> Short exercise
Arrange each line of the material below as a numbered list, skipping any blank lines and leaving out the pictures.

> Materials provided

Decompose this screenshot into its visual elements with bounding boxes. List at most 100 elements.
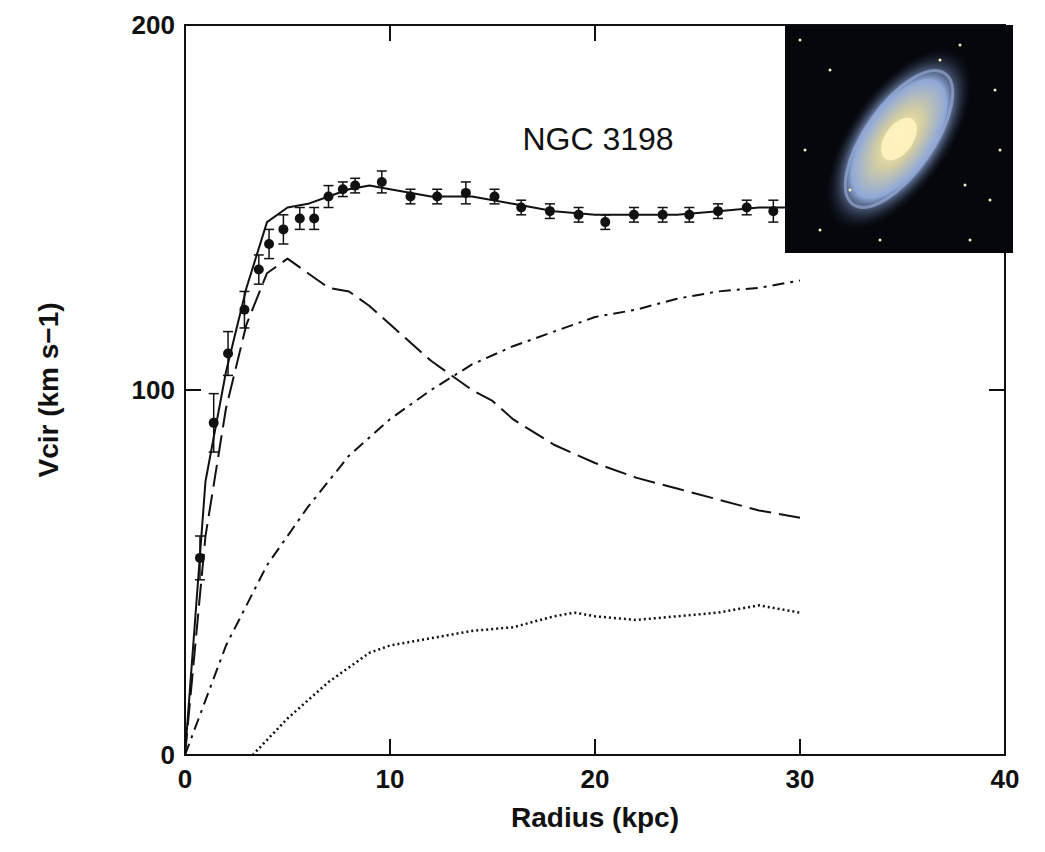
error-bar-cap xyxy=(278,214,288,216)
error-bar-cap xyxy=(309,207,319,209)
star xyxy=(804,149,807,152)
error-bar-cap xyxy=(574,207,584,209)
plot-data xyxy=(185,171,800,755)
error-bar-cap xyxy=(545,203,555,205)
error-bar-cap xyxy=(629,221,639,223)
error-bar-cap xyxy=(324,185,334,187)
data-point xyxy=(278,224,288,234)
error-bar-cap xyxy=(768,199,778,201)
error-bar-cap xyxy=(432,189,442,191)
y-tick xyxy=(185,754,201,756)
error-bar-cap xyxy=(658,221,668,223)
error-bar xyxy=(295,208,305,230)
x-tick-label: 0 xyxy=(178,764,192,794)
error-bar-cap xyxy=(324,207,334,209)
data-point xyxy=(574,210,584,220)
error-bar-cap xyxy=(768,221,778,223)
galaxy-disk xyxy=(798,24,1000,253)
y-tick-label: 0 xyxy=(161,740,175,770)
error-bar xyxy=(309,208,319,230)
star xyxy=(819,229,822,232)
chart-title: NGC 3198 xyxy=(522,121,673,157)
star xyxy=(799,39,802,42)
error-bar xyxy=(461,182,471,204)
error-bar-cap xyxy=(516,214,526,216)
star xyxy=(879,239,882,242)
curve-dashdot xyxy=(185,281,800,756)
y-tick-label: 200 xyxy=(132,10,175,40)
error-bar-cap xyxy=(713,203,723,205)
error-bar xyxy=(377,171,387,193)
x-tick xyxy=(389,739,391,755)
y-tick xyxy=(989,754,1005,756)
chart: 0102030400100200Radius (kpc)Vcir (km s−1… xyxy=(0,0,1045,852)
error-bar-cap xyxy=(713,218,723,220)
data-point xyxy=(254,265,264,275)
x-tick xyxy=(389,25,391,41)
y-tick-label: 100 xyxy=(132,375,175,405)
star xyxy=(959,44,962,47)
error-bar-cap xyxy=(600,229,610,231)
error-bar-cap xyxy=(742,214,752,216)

> Correct answer
1. Decompose this screenshot into its visual elements with bounding boxes. List at most 100 elements.
2. error-bar-cap xyxy=(278,214,288,216)
3. error-bar-cap xyxy=(309,207,319,209)
4. star xyxy=(804,149,807,152)
5. error-bar-cap xyxy=(574,207,584,209)
6. plot-data xyxy=(185,171,800,755)
7. error-bar-cap xyxy=(545,203,555,205)
8. error-bar-cap xyxy=(629,221,639,223)
9. error-bar-cap xyxy=(324,185,334,187)
10. data-point xyxy=(278,224,288,234)
11. error-bar-cap xyxy=(768,199,778,201)
12. error-bar-cap xyxy=(432,189,442,191)
13. y-tick xyxy=(185,754,201,756)
14. error-bar-cap xyxy=(658,221,668,223)
15. error-bar xyxy=(295,208,305,230)
16. x-tick-label: 0 xyxy=(178,764,192,794)
17. error-bar-cap xyxy=(324,207,334,209)
18. data-point xyxy=(574,210,584,220)
19. error-bar-cap xyxy=(768,221,778,223)
20. galaxy-disk xyxy=(798,24,1000,253)
21. y-tick-label: 0 xyxy=(161,740,175,770)
22. error-bar xyxy=(309,208,319,230)
23. star xyxy=(819,229,822,232)
24. chart-title: NGC 3198 xyxy=(522,121,673,157)
25. star xyxy=(799,39,802,42)
26. error-bar xyxy=(461,182,471,204)
27. error-bar-cap xyxy=(516,214,526,216)
28. star xyxy=(879,239,882,242)
29. curve-dashdot xyxy=(185,281,800,756)
30. y-tick-label: 200 xyxy=(132,10,175,40)
31. error-bar-cap xyxy=(713,203,723,205)
32. error-bar xyxy=(377,171,387,193)
33. x-tick xyxy=(389,739,391,755)
34. y-tick xyxy=(989,754,1005,756)
35. chart: 0102030400100200Radius (kpc)Vcir (km s−1… xyxy=(0,0,1045,852)
36. error-bar-cap xyxy=(713,218,723,220)
37. data-point xyxy=(254,265,264,275)
38. x-tick xyxy=(389,25,391,41)
39. y-tick-label: 100 xyxy=(132,375,175,405)
40. star xyxy=(959,44,962,47)
41. error-bar-cap xyxy=(600,229,610,231)
42. error-bar-cap xyxy=(742,214,752,216)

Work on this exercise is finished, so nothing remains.